# Part of a data file:
** start **

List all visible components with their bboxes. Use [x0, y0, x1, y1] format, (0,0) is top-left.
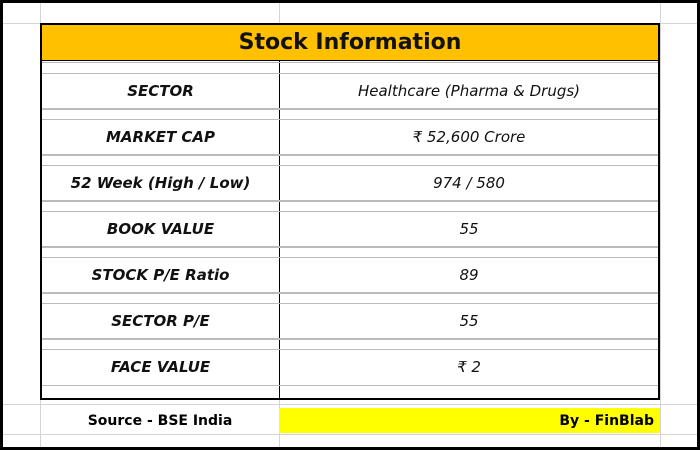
field-label: MARKET CAP [105, 128, 216, 146]
row-line [42, 293, 658, 294]
row-line [42, 339, 658, 340]
row-line [42, 200, 658, 201]
row-line [42, 303, 658, 304]
field-label: SECTOR [127, 82, 194, 100]
field-label: BOOK VALUE [106, 220, 215, 238]
row-line [42, 73, 658, 74]
field-value: ₹ 52,600 Crore [412, 128, 526, 146]
row-line [42, 349, 658, 350]
row-line [42, 108, 658, 109]
field-value: 89 [459, 266, 479, 284]
row-line [42, 109, 658, 110]
row-line [42, 155, 658, 156]
row-line [42, 292, 658, 293]
row-line [42, 338, 658, 339]
field-label: STOCK P/E Ratio [91, 266, 230, 284]
row-line [42, 211, 658, 212]
field-value: 55 [459, 312, 479, 330]
field-value: 974 / 580 [433, 174, 505, 192]
field-label: SECTOR P/E [111, 312, 210, 330]
row-line [42, 154, 658, 155]
field-value: Healthcare (Pharma & Drugs) [357, 82, 581, 100]
info-table: Stock Information SECTOR Healthcare (Phar… [40, 23, 660, 400]
grid-line [3, 434, 697, 435]
source-note: Source - BSE India [87, 412, 233, 429]
row-line [42, 257, 658, 258]
row-line [42, 119, 658, 120]
field-value: 55 [459, 220, 479, 238]
field-value: ₹ 2 [457, 358, 481, 376]
row-line [42, 165, 658, 166]
field-label: FACE VALUE [110, 358, 211, 376]
grid-line [660, 3, 661, 447]
grid-line [3, 404, 697, 405]
column-divider [279, 61, 280, 398]
field-label: 52 Week (High / Low) [70, 174, 251, 192]
row-line [42, 201, 658, 202]
row-line [42, 246, 658, 247]
row-line [42, 385, 658, 386]
row-line [42, 247, 658, 248]
table-title: Stock Information [42, 25, 658, 61]
row-line [42, 62, 658, 63]
credit-note: By - FinBlab [279, 408, 660, 433]
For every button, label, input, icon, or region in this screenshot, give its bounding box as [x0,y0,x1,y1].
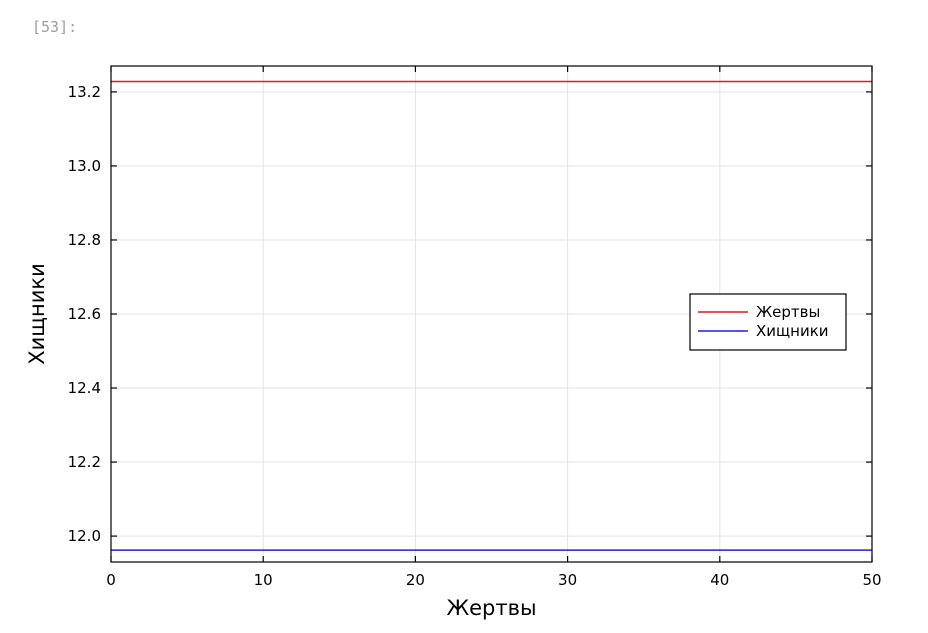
y-tick-label: 12.4 [68,379,101,397]
x-tick-label: 30 [558,571,577,589]
legend-label: Хищники [756,322,829,340]
cell-prompt: [53]: [32,18,78,36]
grid-lines [110,66,873,562]
x-tick-label: 50 [862,571,881,589]
x-axis-label: Жертвы [446,596,536,620]
axis-ticks: 0 10 20 30 40 50 12.0 12.2 12.4 12.6 12.8 13.0 13.2 [68,66,882,589]
x-tick-label: 40 [710,571,729,589]
legend-label: Жертвы [756,303,820,321]
y-tick-label: 12.8 [68,231,101,249]
legend-box [689,293,847,351]
x-tick-label: 10 [254,571,273,589]
y-axis-label: Хищники [25,263,49,365]
x-tick-label: 20 [406,571,425,589]
y-tick-label: 13.2 [68,83,101,101]
series-layer [111,80,872,551]
y-tick-label: 12.2 [68,453,101,471]
y-tick-label: 13.0 [68,157,101,175]
y-tick-label: 12.0 [68,527,101,545]
x-tick-label: 0 [106,571,116,589]
y-tick-label: 12.6 [68,305,101,323]
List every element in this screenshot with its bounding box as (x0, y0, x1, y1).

** end **

# PROBLEM STATEMENT:
Output every line of the listing above exactly, leaving out the picture lines.

# EXPECTED OUTPUT:
List all visible components with their bboxes. Use [x0, y0, x1, y1] format, (0,0) is top-left.
field-label: MARKET CAP [105, 128, 216, 146]
row-line [42, 293, 658, 294]
row-line [42, 339, 658, 340]
row-line [42, 200, 658, 201]
row-line [42, 303, 658, 304]
field-label: SECTOR [127, 82, 194, 100]
field-label: BOOK VALUE [106, 220, 215, 238]
row-line [42, 73, 658, 74]
field-value: ₹ 52,600 Crore [412, 128, 526, 146]
row-line [42, 349, 658, 350]
row-line [42, 108, 658, 109]
field-value: 89 [459, 266, 479, 284]
row-line [42, 109, 658, 110]
row-line [42, 155, 658, 156]
row-line [42, 292, 658, 293]
row-line [42, 338, 658, 339]
field-label: STOCK P/E Ratio [91, 266, 230, 284]
row-line [42, 211, 658, 212]
field-value: 55 [459, 312, 479, 330]
field-value: 974 / 580 [433, 174, 505, 192]
field-label: SECTOR P/E [111, 312, 210, 330]
row-line [42, 154, 658, 155]
field-value: Healthcare (Pharma & Drugs) [357, 82, 581, 100]
info-table: Stock Information SECTOR Healthcare (Phar… [40, 23, 660, 400]
grid-line [3, 434, 697, 435]
source-note: Source - BSE India [87, 412, 233, 429]
row-line [42, 257, 658, 258]
row-line [42, 119, 658, 120]
field-value: 55 [459, 220, 479, 238]
field-value: ₹ 2 [457, 358, 481, 376]
row-line [42, 165, 658, 166]
field-label: FACE VALUE [110, 358, 211, 376]
grid-line [660, 3, 661, 447]
grid-line [3, 404, 697, 405]
column-divider [279, 61, 280, 398]
field-label: 52 Week (High / Low) [70, 174, 251, 192]
row-line [42, 201, 658, 202]
row-line [42, 246, 658, 247]
row-line [42, 385, 658, 386]
row-line [42, 247, 658, 248]
table-title: Stock Information [42, 25, 658, 61]
row-line [42, 62, 658, 63]
credit-note: By - FinBlab [279, 408, 660, 433]
For every button, label, input, icon, or region in this screenshot, give its bounding box as [x0,y0,x1,y1].
y-tick-label: 12.4 [68,379,101,397]
x-tick-label: 30 [558,571,577,589]
legend-label: Хищники [756,322,829,340]
cell-prompt: [53]: [32,18,78,36]
grid-lines [110,66,873,562]
x-tick-label: 50 [862,571,881,589]
x-axis-label: Жертвы [446,596,536,620]
axis-ticks: 0 10 20 30 40 50 12.0 12.2 12.4 12.6 12.8 13.0 13.2 [68,66,882,589]
x-tick-label: 40 [710,571,729,589]
legend-label: Жертвы [756,303,820,321]
y-tick-label: 12.8 [68,231,101,249]
legend-box [689,293,847,351]
x-tick-label: 10 [254,571,273,589]
y-axis-label: Хищники [25,263,49,365]
x-tick-label: 20 [406,571,425,589]
y-tick-label: 13.2 [68,83,101,101]
series-layer [111,80,872,551]
y-tick-label: 12.2 [68,453,101,471]
y-tick-label: 13.0 [68,157,101,175]
y-tick-label: 12.0 [68,527,101,545]
x-tick-label: 0 [106,571,116,589]
y-tick-label: 12.6 [68,305,101,323]
List every element in this screenshot with its bounding box as (x0, y0, x1, y1).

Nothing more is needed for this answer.